_Set task:_
Without altering anything, output the material below.

_Records for the exercise:_
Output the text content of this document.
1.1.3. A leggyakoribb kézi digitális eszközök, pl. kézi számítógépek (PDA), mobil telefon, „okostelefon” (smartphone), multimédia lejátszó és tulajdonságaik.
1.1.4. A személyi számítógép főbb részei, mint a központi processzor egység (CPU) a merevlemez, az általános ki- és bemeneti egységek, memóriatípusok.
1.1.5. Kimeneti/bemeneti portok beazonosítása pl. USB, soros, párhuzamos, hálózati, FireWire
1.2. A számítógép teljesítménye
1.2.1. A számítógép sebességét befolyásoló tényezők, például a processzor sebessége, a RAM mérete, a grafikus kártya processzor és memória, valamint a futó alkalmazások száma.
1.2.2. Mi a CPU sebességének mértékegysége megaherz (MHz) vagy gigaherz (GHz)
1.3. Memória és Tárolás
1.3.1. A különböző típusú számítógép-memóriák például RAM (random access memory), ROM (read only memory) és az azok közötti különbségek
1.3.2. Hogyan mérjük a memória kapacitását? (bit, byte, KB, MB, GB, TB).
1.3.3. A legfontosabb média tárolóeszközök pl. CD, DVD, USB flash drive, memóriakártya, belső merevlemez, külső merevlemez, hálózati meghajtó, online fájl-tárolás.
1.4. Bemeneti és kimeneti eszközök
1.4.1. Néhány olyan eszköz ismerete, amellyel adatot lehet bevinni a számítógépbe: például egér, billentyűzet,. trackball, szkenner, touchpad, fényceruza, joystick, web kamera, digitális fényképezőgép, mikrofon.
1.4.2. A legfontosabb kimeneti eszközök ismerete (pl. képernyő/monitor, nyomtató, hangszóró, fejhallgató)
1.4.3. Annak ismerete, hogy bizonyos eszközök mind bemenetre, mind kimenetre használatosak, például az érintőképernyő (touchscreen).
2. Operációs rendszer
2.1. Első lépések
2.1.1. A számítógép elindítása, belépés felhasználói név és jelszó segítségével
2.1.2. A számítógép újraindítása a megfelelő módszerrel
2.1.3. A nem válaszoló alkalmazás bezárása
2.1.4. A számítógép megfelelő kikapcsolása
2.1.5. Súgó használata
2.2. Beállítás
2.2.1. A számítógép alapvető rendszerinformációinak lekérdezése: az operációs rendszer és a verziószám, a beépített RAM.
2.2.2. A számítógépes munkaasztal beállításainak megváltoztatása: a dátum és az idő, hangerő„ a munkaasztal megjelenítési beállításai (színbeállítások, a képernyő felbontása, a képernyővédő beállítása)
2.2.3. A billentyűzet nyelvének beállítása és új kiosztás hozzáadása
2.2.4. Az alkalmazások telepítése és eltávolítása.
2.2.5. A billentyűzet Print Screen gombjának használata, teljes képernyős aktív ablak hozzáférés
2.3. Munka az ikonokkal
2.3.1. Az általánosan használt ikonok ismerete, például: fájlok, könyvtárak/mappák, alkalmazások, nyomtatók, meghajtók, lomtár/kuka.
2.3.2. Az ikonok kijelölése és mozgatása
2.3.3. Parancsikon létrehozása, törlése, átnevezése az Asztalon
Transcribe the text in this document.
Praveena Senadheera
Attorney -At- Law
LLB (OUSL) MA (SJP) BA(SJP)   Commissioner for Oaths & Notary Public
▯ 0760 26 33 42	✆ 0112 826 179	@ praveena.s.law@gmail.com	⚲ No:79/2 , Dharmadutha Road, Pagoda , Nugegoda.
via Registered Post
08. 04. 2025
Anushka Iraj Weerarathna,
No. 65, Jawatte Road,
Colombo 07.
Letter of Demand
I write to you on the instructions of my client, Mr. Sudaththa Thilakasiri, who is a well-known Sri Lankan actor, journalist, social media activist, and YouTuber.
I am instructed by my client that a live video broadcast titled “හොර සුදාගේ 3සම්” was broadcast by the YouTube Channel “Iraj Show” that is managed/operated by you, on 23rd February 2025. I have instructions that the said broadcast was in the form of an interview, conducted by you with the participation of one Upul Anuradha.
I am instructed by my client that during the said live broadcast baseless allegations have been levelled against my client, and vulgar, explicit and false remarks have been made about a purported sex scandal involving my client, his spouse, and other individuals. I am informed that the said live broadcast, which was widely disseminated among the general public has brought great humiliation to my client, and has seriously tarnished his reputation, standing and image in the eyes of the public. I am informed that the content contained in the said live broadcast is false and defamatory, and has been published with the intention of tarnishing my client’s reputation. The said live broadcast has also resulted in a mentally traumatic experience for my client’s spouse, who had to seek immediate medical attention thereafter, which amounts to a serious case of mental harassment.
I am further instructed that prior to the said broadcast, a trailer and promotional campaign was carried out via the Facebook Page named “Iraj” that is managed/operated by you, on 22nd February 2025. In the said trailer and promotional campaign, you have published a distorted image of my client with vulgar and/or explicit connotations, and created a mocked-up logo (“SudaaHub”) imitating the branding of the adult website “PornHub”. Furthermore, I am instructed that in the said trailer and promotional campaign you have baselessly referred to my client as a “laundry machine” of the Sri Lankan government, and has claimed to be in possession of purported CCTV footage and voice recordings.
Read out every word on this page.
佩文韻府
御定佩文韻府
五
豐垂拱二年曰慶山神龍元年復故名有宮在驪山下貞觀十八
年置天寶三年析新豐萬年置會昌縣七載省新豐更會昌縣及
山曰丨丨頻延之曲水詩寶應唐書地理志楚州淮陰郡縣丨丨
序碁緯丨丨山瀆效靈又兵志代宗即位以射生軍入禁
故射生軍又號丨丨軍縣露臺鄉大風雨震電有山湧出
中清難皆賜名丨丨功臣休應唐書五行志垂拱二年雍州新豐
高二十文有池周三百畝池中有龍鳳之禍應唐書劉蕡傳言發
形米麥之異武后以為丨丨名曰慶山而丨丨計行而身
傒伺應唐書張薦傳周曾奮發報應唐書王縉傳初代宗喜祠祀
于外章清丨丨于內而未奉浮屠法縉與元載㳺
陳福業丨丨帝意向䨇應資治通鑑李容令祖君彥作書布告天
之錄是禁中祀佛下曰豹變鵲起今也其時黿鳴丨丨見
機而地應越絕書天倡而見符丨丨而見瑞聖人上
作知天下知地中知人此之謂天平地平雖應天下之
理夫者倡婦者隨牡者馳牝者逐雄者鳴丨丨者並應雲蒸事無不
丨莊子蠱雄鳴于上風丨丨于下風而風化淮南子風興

_Written answer:_
Output the text content of this document.
1.1.3. A leggyakoribb kézi digitális eszközök, pl. kézi számítógépek (PDA), mobil telefon, „okostelefon” (smartphone), multimédia lejátszó és tulajdonságaik.
1.1.4. A személyi számítógép főbb részei, mint a központi processzor egység (CPU) a merevlemez, az általános ki- és bemeneti egységek, memóriatípusok.
1.1.5. Kimeneti/bemeneti portok beazonosítása pl. USB, soros, párhuzamos, hálózati, FireWire
1.2. A számítógép teljesítménye
1.2.1. A számítógép sebességét befolyásoló tényezők, például a processzor sebessége, a RAM mérete, a grafikus kártya processzor és memória, valamint a futó alkalmazások száma.
1.2.2. Mi a CPU sebességének mértékegysége megaherz (MHz) vagy gigaherz (GHz)
1.3. Memória és Tárolás
1.3.1. A különböző típusú számítógép-memóriák például RAM (random access memory), ROM (read only memory) és az azok közötti különbségek
1.3.2. Hogyan mérjük a memória kapacitását? (bit, byte, KB, MB, GB, TB).
1.3.3. A legfontosabb média tárolóeszközök pl. CD, DVD, USB flash drive, memóriakártya, belső merevlemez, külső merevlemez, hálózati meghajtó, online fájl-tárolás.
1.4. Bemeneti és kimeneti eszközök
1.4.1. Néhány olyan eszköz ismerete, amellyel adatot lehet bevinni a számítógépbe: például egér, billentyűzet,. trackball, szkenner, touchpad, fényceruza, joystick, web kamera, digitális fényképezőgép, mikrofon.
1.4.2. A legfontosabb kimeneti eszközök ismerete (pl. képernyő/monitor, nyomtató, hangszóró, fejhallgató)
1.4.3. Annak ismerete, hogy bizonyos eszközök mind bemenetre, mind kimenetre használatosak, például az érintőképernyő (touchscreen).
2. Operációs rendszer
2.1. Első lépések
2.1.1. A számítógép elindítása, belépés felhasználói név és jelszó segítségével
2.1.2. A számítógép újraindítása a megfelelő módszerrel
2.1.3. A nem válaszoló alkalmazás bezárása
2.1.4. A számítógép megfelelő kikapcsolása
2.1.5. Súgó használata
2.2. Beállítás
2.2.1. A számítógép alapvető rendszerinformációinak lekérdezése: az operációs rendszer és a verziószám, a beépített RAM.
2.2.2. A számítógépes munkaasztal beállításainak megváltoztatása: a dátum és az idő, hangerő„ a munkaasztal megjelenítési beállításai (színbeállítások, a képernyő felbontása, a képernyővédő beállítása)
2.2.3. A billentyűzet nyelvének beállítása és új kiosztás hozzáadása
2.2.4. Az alkalmazások telepítése és eltávolítása.
2.2.5. A billentyűzet Print Screen gombjának használata, teljes képernyős aktív ablak hozzáférés
2.3. Munka az ikonokkal
2.3.1. Az általánosan használt ikonok ismerete, például: fájlok, könyvtárak/mappák, alkalmazások, nyomtatók, meghajtók, lomtár/kuka.
2.3.2. Az ikonok kijelölése és mozgatása
2.3.3. Parancsikon létrehozása, törlése, átnevezése az Asztalon
Transcribe the text in this document.
Praveena Senadheera
Attorney -At- Law
LLB (OUSL) MA (SJP) BA(SJP)   Commissioner for Oaths & Notary Public
▯ 0760 26 33 42	✆ 0112 826 179	@ praveena.s.law@gmail.com	⚲ No:79/2 , Dharmadutha Road, Pagoda , Nugegoda.
via Registered Post
08. 04. 2025
Anushka Iraj Weerarathna,
No. 65, Jawatte Road,
Colombo 07.
Letter of Demand
I write to you on the instructions of my client, Mr. Sudaththa Thilakasiri, who is a well-known Sri Lankan actor, journalist, social media activist, and YouTuber.
I am instructed by my client that a live video broadcast titled “හොර සුදාගේ 3සම්” was broadcast by the YouTube Channel “Iraj Show” that is managed/operated by you, on 23rd February 2025. I have instructions that the said broadcast was in the form of an interview, conducted by you with the participation of one Upul Anuradha.
I am instructed by my client that during the said live broadcast baseless allegations have been levelled against my client, and vulgar, explicit and false remarks have been made about a purported sex scandal involving my client, his spouse, and other individuals. I am informed that the said live broadcast, which was widely disseminated among the general public has brought great humiliation to my client, and has seriously tarnished his reputation, standing and image in the eyes of the public. I am informed that the content contained in the said live broadcast is false and defamatory, and has been published with the intention of tarnishing my client’s reputation. The said live broadcast has also resulted in a mentally traumatic experience for my client’s spouse, who had to seek immediate medical attention thereafter, which amounts to a serious case of mental harassment.
I am further instructed that prior to the said broadcast, a trailer and promotional campaign was carried out via the Facebook Page named “Iraj” that is managed/operated by you, on 22nd February 2025. In the said trailer and promotional campaign, you have published a distorted image of my client with vulgar and/or explicit connotations, and created a mocked-up logo (“SudaaHub”) imitating the branding of the adult website “PornHub”. Furthermore, I am instructed that in the said trailer and promotional campaign you have baselessly referred to my client as a “laundry machine” of the Sri Lankan government, and has claimed to be in possession of purported CCTV footage and voice recordings.
Read out every word on this page.
佩文韻府
御定佩文韻府
五
豐垂拱二年曰慶山神龍元年復故名有宮在驪山下貞觀十八
年置天寶三年析新豐萬年置會昌縣七載省新豐更會昌縣及
山曰丨丨頻延之曲水詩寶應唐書地理志楚州淮陰郡縣丨丨
序碁緯丨丨山瀆效靈又兵志代宗即位以射生軍入禁
故射生軍又號丨丨軍縣露臺鄉大風雨震電有山湧出
中清難皆賜名丨丨功臣休應唐書五行志垂拱二年雍州新豐
高二十文有池周三百畝池中有龍鳳之禍應唐書劉蕡傳言發
形米麥之異武后以為丨丨名曰慶山而丨丨計行而身
傒伺應唐書張薦傳周曾奮發報應唐書王縉傳初代宗喜祠祀
于外章清丨丨于內而未奉浮屠法縉與元載㳺
陳福業丨丨帝意向䨇應資治通鑑李容令祖君彥作書布告天
之錄是禁中祀佛下曰豹變鵲起今也其時黿鳴丨丨見
機而地應越絕書天倡而見符丨丨而見瑞聖人上
作知天下知地中知人此之謂天平地平雖應天下之
理夫者倡婦者隨牡者馳牝者逐雄者鳴丨丨者並應雲蒸事無不
丨莊子蠱雄鳴于上風丨丨于下風而風化淮南子風興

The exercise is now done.